---------- Data to process ----------

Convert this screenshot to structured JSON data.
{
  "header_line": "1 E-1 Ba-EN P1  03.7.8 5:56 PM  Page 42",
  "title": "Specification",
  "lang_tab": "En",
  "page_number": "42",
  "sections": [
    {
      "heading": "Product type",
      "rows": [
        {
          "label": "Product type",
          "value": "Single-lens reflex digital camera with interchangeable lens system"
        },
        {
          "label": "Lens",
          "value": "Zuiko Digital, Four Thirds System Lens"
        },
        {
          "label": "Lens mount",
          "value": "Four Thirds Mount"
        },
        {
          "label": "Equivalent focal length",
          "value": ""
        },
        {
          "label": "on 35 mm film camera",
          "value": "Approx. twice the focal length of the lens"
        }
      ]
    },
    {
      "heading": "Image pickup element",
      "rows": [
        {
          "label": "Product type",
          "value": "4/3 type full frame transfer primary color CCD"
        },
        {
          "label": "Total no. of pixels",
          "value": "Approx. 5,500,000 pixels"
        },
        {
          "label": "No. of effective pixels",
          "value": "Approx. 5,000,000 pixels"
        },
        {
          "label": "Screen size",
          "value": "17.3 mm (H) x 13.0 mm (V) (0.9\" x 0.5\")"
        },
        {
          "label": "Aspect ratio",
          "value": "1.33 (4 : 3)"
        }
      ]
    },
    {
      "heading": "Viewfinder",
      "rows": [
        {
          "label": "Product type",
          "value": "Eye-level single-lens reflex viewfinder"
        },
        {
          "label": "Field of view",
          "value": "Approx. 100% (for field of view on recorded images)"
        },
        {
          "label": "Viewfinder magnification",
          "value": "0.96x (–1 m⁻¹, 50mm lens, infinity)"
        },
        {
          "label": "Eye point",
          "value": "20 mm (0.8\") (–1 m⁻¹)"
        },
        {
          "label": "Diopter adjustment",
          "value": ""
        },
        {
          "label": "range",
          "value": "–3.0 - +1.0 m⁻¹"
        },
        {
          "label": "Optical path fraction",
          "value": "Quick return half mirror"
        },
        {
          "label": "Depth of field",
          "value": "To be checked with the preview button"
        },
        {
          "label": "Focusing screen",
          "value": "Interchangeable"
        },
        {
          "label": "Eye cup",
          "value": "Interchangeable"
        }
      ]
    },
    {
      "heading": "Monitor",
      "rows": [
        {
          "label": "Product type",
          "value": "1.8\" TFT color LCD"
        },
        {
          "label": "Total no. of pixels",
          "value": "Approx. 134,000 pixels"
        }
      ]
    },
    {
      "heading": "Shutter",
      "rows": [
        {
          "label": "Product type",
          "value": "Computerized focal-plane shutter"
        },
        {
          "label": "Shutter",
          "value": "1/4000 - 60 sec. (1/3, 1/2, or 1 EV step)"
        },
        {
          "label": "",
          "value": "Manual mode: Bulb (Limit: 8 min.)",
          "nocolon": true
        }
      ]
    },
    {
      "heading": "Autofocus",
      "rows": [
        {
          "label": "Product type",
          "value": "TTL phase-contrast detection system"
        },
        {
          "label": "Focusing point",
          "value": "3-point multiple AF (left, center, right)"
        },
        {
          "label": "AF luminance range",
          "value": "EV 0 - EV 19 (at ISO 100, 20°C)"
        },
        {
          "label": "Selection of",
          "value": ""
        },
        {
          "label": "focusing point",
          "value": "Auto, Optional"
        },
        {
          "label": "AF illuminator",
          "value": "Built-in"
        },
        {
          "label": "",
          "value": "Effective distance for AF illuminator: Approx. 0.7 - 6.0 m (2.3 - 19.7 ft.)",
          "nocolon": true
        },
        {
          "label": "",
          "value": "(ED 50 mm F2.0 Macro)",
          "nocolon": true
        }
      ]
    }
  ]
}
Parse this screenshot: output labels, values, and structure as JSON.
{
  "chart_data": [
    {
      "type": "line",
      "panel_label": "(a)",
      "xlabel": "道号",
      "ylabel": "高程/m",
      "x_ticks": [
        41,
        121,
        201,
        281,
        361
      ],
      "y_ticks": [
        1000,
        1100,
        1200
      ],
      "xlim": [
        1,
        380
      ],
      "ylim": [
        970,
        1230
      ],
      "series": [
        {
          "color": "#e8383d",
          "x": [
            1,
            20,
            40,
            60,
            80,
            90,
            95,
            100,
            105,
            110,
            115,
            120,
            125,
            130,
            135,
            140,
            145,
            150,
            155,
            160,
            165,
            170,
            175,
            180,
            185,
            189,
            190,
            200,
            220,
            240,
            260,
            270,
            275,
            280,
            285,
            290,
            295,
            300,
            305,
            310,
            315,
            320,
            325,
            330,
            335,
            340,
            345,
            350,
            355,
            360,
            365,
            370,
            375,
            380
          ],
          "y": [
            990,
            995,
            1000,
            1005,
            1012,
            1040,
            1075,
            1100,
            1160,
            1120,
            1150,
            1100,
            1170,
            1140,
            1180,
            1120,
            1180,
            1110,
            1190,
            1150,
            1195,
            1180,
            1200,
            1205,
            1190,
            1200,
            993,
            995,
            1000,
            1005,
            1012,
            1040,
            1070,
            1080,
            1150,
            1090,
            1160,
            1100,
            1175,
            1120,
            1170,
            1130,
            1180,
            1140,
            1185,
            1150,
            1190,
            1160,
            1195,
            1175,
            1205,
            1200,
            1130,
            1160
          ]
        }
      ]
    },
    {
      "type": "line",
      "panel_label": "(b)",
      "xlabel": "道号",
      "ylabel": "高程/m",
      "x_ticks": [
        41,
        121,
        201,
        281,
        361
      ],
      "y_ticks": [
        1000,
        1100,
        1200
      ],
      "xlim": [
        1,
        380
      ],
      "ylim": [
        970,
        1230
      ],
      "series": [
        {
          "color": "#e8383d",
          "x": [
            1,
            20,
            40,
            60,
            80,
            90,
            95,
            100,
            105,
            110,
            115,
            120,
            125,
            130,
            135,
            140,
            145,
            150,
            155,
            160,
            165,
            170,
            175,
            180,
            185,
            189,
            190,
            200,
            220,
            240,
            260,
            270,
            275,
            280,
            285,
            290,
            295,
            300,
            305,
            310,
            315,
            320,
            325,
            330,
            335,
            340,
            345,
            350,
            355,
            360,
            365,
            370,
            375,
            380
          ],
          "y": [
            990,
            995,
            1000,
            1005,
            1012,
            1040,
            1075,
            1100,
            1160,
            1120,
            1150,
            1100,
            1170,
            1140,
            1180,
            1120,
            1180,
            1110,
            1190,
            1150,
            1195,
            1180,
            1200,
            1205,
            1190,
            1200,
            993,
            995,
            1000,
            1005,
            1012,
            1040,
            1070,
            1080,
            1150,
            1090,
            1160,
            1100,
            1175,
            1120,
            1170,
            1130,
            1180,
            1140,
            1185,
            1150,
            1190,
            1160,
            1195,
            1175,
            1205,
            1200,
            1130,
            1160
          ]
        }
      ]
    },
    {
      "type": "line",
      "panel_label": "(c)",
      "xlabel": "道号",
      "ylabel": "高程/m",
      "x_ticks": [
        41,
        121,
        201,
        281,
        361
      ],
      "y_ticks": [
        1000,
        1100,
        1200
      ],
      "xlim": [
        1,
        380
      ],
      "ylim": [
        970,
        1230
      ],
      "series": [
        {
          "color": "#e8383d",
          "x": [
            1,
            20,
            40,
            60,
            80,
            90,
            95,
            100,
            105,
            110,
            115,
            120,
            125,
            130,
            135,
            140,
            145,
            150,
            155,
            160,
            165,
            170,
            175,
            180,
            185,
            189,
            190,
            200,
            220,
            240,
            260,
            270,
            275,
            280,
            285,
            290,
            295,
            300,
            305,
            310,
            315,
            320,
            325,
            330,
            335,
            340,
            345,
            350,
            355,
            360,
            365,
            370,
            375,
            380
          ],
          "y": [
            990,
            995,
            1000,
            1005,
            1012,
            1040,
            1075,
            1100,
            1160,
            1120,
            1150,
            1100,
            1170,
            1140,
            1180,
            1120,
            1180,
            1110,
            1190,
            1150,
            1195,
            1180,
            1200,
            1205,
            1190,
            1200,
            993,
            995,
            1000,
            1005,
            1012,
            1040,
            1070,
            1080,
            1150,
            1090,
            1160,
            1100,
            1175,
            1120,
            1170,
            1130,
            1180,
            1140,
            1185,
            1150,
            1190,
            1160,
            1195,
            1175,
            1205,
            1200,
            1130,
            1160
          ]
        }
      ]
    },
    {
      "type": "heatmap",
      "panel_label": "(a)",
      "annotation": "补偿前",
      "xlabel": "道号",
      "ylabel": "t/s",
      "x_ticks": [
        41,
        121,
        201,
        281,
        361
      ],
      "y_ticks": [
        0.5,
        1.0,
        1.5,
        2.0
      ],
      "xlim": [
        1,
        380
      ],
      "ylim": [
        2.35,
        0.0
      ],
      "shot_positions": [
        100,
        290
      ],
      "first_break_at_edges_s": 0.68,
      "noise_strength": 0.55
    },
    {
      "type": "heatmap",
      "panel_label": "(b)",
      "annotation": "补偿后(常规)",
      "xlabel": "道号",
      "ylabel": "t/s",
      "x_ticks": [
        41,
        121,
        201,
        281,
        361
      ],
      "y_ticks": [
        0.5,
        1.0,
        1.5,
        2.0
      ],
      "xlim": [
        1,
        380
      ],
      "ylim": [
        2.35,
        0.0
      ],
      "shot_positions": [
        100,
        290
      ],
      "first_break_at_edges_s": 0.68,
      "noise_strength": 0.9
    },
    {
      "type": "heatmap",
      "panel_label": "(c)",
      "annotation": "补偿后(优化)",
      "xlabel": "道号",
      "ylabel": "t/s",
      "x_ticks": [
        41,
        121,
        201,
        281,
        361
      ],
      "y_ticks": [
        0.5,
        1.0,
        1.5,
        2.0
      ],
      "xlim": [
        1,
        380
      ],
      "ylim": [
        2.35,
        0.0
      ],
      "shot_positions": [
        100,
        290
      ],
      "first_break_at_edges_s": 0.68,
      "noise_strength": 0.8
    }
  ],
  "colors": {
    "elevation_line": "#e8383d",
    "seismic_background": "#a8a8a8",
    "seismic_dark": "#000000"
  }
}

----------

- _Directive_
Copy in full each line that holds the word "annotation".

- _Reply_
      "annotation": "补偿前",
      "annotation": "补偿后(常规)",
      "annotation": "补偿后(优化)",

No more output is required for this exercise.